ФРАГМЕНТ СТРАНИЦЫ:
..........

Отчего же у человека, так умевшего открыть и описать болезнь, нет никакого желания лечить ее. И, вообще, отчего предисловие так спокойно, хотя и сильно написано?
Ответ на этот вопрос вы найдете в романе: там с первых же страниц вы убедитесь, что если Печорин и болезнь, то это одна из тех болезней, которые автору дороже всякого здоровья. Печорин - больной, но кто же здоровый? Штабс-капитан Максим Максимыч, Грушницкий с его приятелями или, наконец, если брать в расчет женщин, милая княжна Мери или дикарка Белла? Поставьте только такой вопрос и вы сразу поймете, зачем написан "Герой нашего времени", а также для чего было потом сочинено предисловие. Печорин изображен в романе победителем. Пред ним все, решительно все остальные действующие лица уничтожаются. Нет даже, как в пушкинском "Онегине", Татьяны, которая хотя бы раз за все время напомнила герою, что на свете существует нечто более священное, нежели его, Печорина, воля, что есть долг, идея или что-нибудь в таком роде. На пути своем Печорин встречает силу и хитрость, но и ту, и другую побеждает умом и непреклонностью своего характера. Попробуйте судить Печорина; у него нет никаких недостатков, кроме одного - жестокости. Он смел, благороден, умен, глубок, образован, красив, даже богат (и это - достоинство!), а что касается жестокости, то он, хотя и знает за собою этот порок и говорит о нем часто, но увы! - когда столь высокоодаренный человек и проявляет какой-нибудь недостаток, этот недостаток ему к лицу, более того - начинает сам по себе казаться качеством, и прекрасным качеством. Сам Печорин по поводу своей жестокости сравнивает себя с роком! Да и что с того, что куча разной мелюзги становится жертвой великого человека?! "Главное, чтобы болезнь была указана, а как лечить ее - Бог знает". Эта маленькая ложь, заключающая собою короткое предисловие к длинному роману, чрезвычайно характерна.

..........

Данные для разбора разметки страниц:

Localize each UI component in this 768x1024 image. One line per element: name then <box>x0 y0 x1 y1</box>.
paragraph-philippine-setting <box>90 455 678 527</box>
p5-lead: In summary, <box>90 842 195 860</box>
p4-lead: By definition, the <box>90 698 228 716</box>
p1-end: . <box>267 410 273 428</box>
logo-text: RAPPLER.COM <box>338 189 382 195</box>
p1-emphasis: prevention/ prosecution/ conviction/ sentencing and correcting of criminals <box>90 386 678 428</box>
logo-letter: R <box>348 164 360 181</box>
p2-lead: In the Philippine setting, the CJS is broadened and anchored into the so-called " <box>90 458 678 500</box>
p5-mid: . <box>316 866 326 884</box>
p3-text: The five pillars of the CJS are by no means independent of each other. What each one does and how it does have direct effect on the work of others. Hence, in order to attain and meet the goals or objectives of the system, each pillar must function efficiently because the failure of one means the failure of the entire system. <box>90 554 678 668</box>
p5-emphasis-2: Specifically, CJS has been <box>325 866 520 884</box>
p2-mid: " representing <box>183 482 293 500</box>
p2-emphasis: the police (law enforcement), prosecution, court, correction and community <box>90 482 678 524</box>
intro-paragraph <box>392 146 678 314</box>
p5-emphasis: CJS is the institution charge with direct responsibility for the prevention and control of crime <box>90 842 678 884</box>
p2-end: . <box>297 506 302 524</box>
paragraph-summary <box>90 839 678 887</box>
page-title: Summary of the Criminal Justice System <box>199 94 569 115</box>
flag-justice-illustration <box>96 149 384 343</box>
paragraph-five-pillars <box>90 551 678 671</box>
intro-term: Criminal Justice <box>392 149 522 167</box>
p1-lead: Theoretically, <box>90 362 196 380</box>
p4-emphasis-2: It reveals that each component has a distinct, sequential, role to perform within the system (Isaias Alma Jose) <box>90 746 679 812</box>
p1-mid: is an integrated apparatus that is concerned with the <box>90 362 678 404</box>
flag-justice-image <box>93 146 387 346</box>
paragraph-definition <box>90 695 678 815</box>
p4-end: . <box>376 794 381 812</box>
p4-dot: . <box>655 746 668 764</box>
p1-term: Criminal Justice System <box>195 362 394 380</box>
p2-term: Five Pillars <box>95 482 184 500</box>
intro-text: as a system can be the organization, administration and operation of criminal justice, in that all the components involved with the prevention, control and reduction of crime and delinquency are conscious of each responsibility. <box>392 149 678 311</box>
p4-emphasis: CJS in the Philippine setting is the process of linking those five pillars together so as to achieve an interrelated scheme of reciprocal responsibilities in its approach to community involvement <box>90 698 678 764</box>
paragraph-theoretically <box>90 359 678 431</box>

..........

Выведите целиком и без единого изменения фрагмент о Печорине.

Отчего же у человека, так умевшего открыть и описать болезнь, нет никакого желания лечить ее. И, вообще, отчего предисловие так спокойно, хотя и сильно написано?
Ответ на этот вопрос вы найдете в романе: там с первых же страниц вы убедитесь, что если Печорин и болезнь, то это одна из тех болезней, которые автору дороже всякого здоровья. Печорин - больной, но кто же здоровый? Штабс-капитан Максим Максимыч, Грушницкий с его приятелями или, наконец, если брать в расчет женщин, милая княжна Мери или дикарка Белла? Поставьте только такой вопрос и вы сразу поймете, зачем написан "Герой нашего времени", а также для чего было потом сочинено предисловие. Печорин изображен в романе победителем. Пред ним все, решительно все остальные действующие лица уничтожаются. Нет даже, как в пушкинском "Онегине", Татьяны, которая хотя бы раз за все время напомнила герою, что на свете существует нечто более священное, нежели его, Печорина, воля, что есть долг, идея или что-нибудь в таком роде. На пути своем Печорин встречает силу и хитрость, но и ту, и другую побеждает умом и непреклонностью своего характера. Попробуйте судить Печорина; у него нет никаких недостатков, кроме одного - жестокости. Он смел, благороден, умен, глубок, образован, красив, даже богат (и это - достоинство!), а что касается жестокости, то он, хотя и знает за собою этот порок и говорит о нем часто, но увы! - когда столь высокоодаренный человек и проявляет какой-нибудь недостаток, этот недостаток ему к лицу, более того - начинает сам по себе казаться качеством, и прекрасным качеством. Сам Печорин по поводу своей жестокости сравнивает себя с роком! Да и что с того, что куча разной мелюзги становится жертвой великого человека?! "Главное, чтобы болезнь была указана, а как лечить ее - Бог знает". Эта маленькая ложь, заключающая собою короткое предисловие к длинному роману, чрезвычайно характерна.